WORK REQUIRED: All the lines below need retyping exactly, apart from the images.

DATA RECORDS:
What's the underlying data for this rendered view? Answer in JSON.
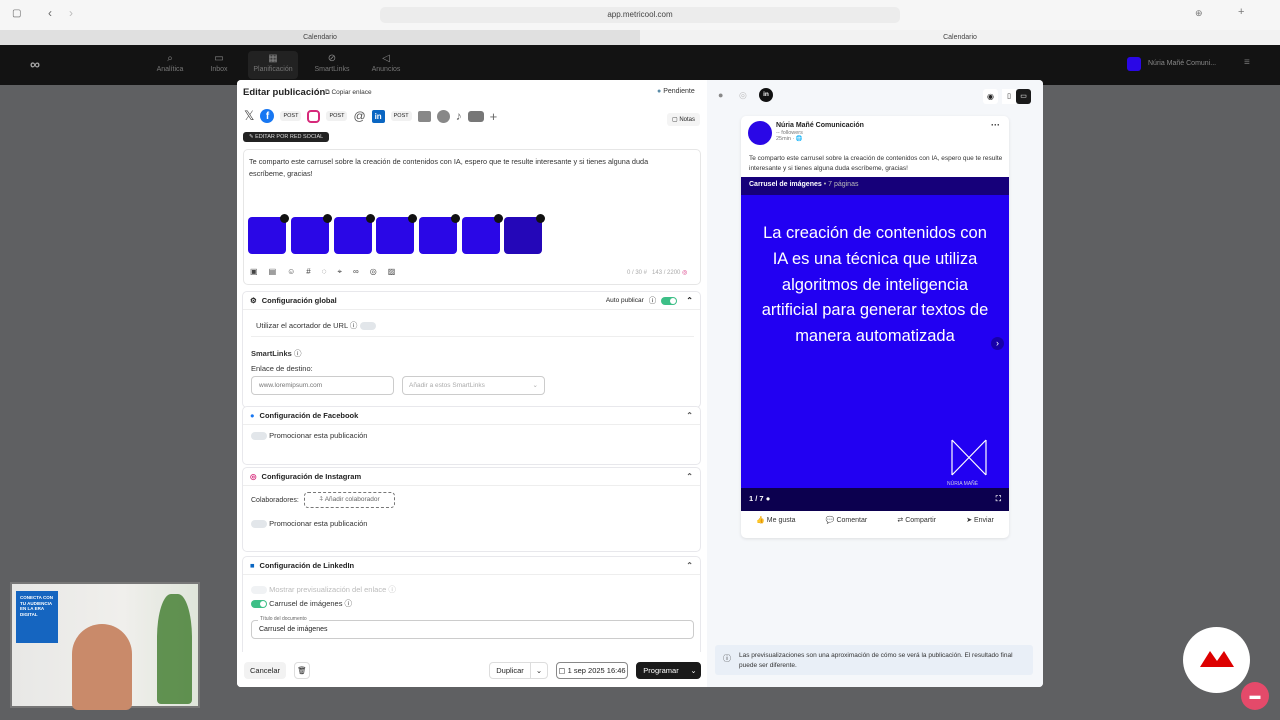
{
  "browser": {
    "url": "app.metricool.com",
    "tabs": [
      "Calendario",
      "Calendario"
    ]
  },
  "nav": {
    "items": [
      "Analítica",
      "Inbox",
      "Planificación",
      "SmartLinks",
      "Anuncios"
    ],
    "brand": "Núria Mañé Comuni..."
  },
  "editor": {
    "title": "Editar publicación",
    "copy_link": "Copiar enlace",
    "status": "Pendiente",
    "networks": [
      {
        "name": "X"
      },
      {
        "name": "Facebook",
        "type": "POST"
      },
      {
        "name": "Instagram",
        "type": "POST"
      },
      {
        "name": "Threads"
      },
      {
        "name": "LinkedIn",
        "type": "POST"
      },
      {
        "name": "Google Business"
      },
      {
        "name": "Pinterest"
      },
      {
        "name": "TikTok"
      },
      {
        "name": "YouTube"
      }
    ],
    "add": "+",
    "notes": "Notas",
    "edit_by_network": "EDITAR POR RED SOCIAL",
    "text": "Te comparto este carrusel sobre la creación de contenidos con IA, espero que te resulte interesante y si tienes alguna duda escríbeme, gracias!",
    "hashtag_count": "0 / 30",
    "char_count": "143 / 2200",
    "global": {
      "title": "Configuración global",
      "auto_publish": "Auto publicar",
      "auto_publish_on": true,
      "url_shortener": "Utilizar el acortador de URL",
      "smartlinks": "SmartLinks",
      "dest_label": "Enlace de destino:",
      "dest_placeholder": "www.loremipsum.com",
      "smartlinks_placeholder": "Añadir a estos SmartLinks"
    },
    "facebook": {
      "title": "Configuración de Facebook",
      "promote": "Promocionar esta publicación"
    },
    "instagram": {
      "title": "Configuración de Instagram",
      "collaborators": "Colaboradores:",
      "add_collaborator": "Añadir colaborador",
      "promote": "Promocionar esta publicación"
    },
    "linkedin": {
      "title": "Configuración de LinkedIn",
      "link_preview": "Mostrar previsualización del enlace",
      "carousel": "Carrusel de imágenes",
      "doc_title_label": "Título del documento",
      "doc_title": "Carrusel de imágenes"
    },
    "footer": {
      "cancel": "Cancelar",
      "duplicate": "Duplicar",
      "date": "1 sep 2025 16:46",
      "schedule": "Programar"
    }
  },
  "preview": {
    "author": "Núria Mañé Comunicación",
    "followers": "-- followers",
    "time": "25min ·",
    "text": "Te comparto este carrusel sobre la creación de contenidos con IA, espero que te resulte interesante y si tienes alguna duda escríbeme, gracias!",
    "carousel_title": "Carrusel de imágenes",
    "carousel_pages": "• 7 páginas",
    "slide_text": "La creación de contenidos con IA es una técnica que utiliza algoritmos de inteligencia artificial para generar textos de manera automatizada",
    "slide_brand": "NÚRIA MAÑÉ",
    "page": "1 / 7",
    "actions": [
      "Me gusta",
      "Comentar",
      "Compartir",
      "Enviar"
    ],
    "notice": "Las previsualizaciones son una aproximación de cómo se verá la publicación. El resultado final puede ser diferente."
  },
  "webcam": {
    "poster": "CONECTA CON TU AUDIENCIA EN LA ERA DIGITAL"
  }
}
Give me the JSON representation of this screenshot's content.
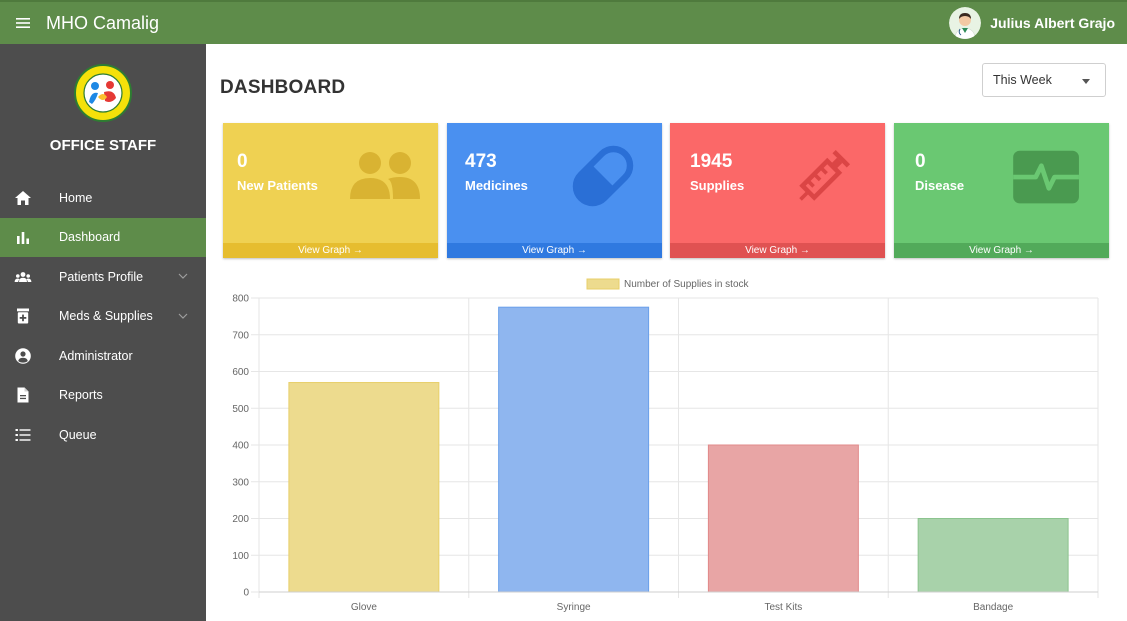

ANSWER BOX:
What's the underlying data for this rendered view? Answer in JSON.
{
  "browser": {
    "url": "app.metricool.com",
    "tabs": [
      "Calendario",
      "Calendario"
    ]
  },
  "nav": {
    "items": [
      "Analítica",
      "Inbox",
      "Planificación",
      "SmartLinks",
      "Anuncios"
    ],
    "brand": "Núria Mañé Comuni..."
  },
  "editor": {
    "title": "Editar publicación",
    "copy_link": "Copiar enlace",
    "status": "Pendiente",
    "networks": [
      {
        "name": "X"
      },
      {
        "name": "Facebook",
        "type": "POST"
      },
      {
        "name": "Instagram",
        "type": "POST"
      },
      {
        "name": "Threads"
      },
      {
        "name": "LinkedIn",
        "type": "POST"
      },
      {
        "name": "Google Business"
      },
      {
        "name": "Pinterest"
      },
      {
        "name": "TikTok"
      },
      {
        "name": "YouTube"
      }
    ],
    "add": "+",
    "notes": "Notas",
    "edit_by_network": "EDITAR POR RED SOCIAL",
    "text": "Te comparto este carrusel sobre la creación de contenidos con IA, espero que te resulte interesante y si tienes alguna duda escríbeme, gracias!",
    "hashtag_count": "0 / 30",
    "char_count": "143 / 2200",
    "global": {
      "title": "Configuración global",
      "auto_publish": "Auto publicar",
      "auto_publish_on": true,
      "url_shortener": "Utilizar el acortador de URL",
      "smartlinks": "SmartLinks",
      "dest_label": "Enlace de destino:",
      "dest_placeholder": "www.loremipsum.com",
      "smartlinks_placeholder": "Añadir a estos SmartLinks"
    },
    "facebook": {
      "title": "Configuración de Facebook",
      "promote": "Promocionar esta publicación"
    },
    "instagram": {
      "title": "Configuración de Instagram",
      "collaborators": "Colaboradores:",
      "add_collaborator": "Añadir colaborador",
      "promote": "Promocionar esta publicación"
    },
    "linkedin": {
      "title": "Configuración de LinkedIn",
      "link_preview": "Mostrar previsualización del enlace",
      "carousel": "Carrusel de imágenes",
      "doc_title_label": "Título del documento",
      "doc_title": "Carrusel de imágenes"
    },
    "footer": {
      "cancel": "Cancelar",
      "duplicate": "Duplicar",
      "date": "1 sep 2025 16:46",
      "schedule": "Programar"
    }
  },
  "preview": {
    "author": "Núria Mañé Comunicación",
    "followers": "-- followers",
    "time": "25min ·",
    "text": "Te comparto este carrusel sobre la creación de contenidos con IA, espero que te resulte interesante y si tienes alguna duda escríbeme, gracias!",
    "carousel_title": "Carrusel de imágenes",
    "carousel_pages": "• 7 páginas",
    "slide_text": "La creación de contenidos con IA es una técnica que utiliza algoritmos de inteligencia artificial para generar textos de manera automatizada",
    "slide_brand": "NÚRIA MAÑÉ",
    "page": "1 / 7",
    "actions": [
      "Me gusta",
      "Comentar",
      "Compartir",
      "Enviar"
    ],
    "notice": "Las previsualizaciones son una aproximación de cómo se verá la publicación. El resultado final puede ser diferente."
  },
  "webcam": {
    "poster": "CONECTA CON TU AUDIENCIA EN LA ERA DIGITAL"
  }
}
Give me the JSON representation of this screenshot's content.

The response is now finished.